- What you should do -
In the fight report, what punch did Pedraza land in the 11th round?

- Quoted passage -
Pedraza’s team delivers and excuted the perfect game plan
Pedraza switched to a southpaw stand in the second round and it caused Beltran problems. Beltran needed to move in to take away the right hand of Pedraza, but he had trouble finding his rhythm with it.
Meanwhile, Pedraza worked effectively with a lead right jab Beltran couldn’t avoid. Beltran suffered a cut over the left eye in the round from a lead right hook around the guard by Pedraza, Beltran’s sixth cut in the last seven fights. Not a big surprise for someone who’s been in as many wars as Beltran.
Pedraza caught Beltran near the end of the third round with a solid left hook as Beltran was moving backward, catching him off balance. Beltran was lucky there were just seconds left in the round.
Beltran finally found a home for his right hand as he began closing the distance more successfully and fighting more on the inside in the middle rounds. It seemed Pedraza might tire. But in a fight like this one it comes down to the man who wants it more, and that was Pedraza.
Beltran’s corner urged him to start pressing the action in the second half of the fight. He did his best, but Pedraza kept catching him coming in. In the 11th round, Pedraza landed a left upper cut as Beltran was leaning in. It couldn’t have been better timing for Pedraza in what had been a close fight to that point. Beltran made it through the final minute and out of the round, but it seemed his fate was sealed, especially when Pedraza unloaded everything he had left in the final round. Referee Tony Weeks could have stopped the fight in the closing seconds, but he allowed the veteran Beltran to finish on his feet.

[Element position data]
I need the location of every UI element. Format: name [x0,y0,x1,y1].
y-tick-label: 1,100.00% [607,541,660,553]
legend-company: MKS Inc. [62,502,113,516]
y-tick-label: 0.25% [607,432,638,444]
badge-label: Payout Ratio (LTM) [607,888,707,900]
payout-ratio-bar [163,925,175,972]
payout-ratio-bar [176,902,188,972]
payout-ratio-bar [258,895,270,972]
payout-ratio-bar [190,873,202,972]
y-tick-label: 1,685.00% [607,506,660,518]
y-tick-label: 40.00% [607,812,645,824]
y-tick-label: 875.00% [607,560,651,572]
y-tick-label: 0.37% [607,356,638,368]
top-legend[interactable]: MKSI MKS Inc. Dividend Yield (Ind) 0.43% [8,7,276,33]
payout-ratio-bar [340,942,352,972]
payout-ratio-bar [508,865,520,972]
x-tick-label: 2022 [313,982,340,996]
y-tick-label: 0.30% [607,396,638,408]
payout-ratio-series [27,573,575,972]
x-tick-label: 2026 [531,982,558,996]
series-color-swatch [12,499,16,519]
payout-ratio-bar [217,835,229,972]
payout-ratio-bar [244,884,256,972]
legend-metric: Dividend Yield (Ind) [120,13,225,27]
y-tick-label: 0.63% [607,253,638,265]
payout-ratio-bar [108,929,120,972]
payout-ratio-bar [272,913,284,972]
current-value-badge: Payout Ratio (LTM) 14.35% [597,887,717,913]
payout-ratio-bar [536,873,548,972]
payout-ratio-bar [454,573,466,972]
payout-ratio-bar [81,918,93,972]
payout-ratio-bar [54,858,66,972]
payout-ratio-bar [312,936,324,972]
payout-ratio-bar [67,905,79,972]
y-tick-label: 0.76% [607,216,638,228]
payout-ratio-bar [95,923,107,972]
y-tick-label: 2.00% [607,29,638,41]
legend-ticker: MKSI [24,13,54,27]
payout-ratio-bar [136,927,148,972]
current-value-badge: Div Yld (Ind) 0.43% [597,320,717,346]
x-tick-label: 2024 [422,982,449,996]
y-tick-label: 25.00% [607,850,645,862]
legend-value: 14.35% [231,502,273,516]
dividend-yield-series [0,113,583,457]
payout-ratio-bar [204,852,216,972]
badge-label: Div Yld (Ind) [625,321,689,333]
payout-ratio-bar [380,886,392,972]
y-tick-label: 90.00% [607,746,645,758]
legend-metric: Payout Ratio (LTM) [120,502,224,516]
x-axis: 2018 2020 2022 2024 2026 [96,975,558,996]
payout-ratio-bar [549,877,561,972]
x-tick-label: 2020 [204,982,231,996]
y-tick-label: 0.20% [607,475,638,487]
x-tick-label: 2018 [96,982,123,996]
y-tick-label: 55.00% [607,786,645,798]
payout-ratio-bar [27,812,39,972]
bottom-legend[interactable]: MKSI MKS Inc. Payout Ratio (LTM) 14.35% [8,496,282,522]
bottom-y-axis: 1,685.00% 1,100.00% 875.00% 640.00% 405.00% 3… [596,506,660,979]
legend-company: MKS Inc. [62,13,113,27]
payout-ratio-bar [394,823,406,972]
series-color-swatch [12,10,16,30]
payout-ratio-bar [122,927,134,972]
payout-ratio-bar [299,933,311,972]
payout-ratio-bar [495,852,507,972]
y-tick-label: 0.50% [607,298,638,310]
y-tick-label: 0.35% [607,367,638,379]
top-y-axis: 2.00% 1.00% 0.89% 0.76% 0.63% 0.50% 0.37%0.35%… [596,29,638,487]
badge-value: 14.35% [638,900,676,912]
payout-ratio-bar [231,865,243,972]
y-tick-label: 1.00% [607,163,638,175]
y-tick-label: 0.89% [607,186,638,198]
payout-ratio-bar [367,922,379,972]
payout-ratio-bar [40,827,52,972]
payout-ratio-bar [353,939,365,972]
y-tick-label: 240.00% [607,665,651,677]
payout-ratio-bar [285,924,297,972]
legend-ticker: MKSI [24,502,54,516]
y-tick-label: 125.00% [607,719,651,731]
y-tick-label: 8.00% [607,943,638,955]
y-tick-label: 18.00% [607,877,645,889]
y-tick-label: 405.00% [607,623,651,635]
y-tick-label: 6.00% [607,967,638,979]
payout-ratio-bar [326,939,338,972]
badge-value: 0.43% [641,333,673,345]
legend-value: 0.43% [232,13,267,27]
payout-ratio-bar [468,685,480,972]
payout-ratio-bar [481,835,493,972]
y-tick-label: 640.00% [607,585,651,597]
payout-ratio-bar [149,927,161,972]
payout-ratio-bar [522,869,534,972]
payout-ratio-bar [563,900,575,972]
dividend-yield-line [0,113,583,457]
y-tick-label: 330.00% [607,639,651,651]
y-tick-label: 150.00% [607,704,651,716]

- Task result -
A left uppercut as Beltran was leaning in.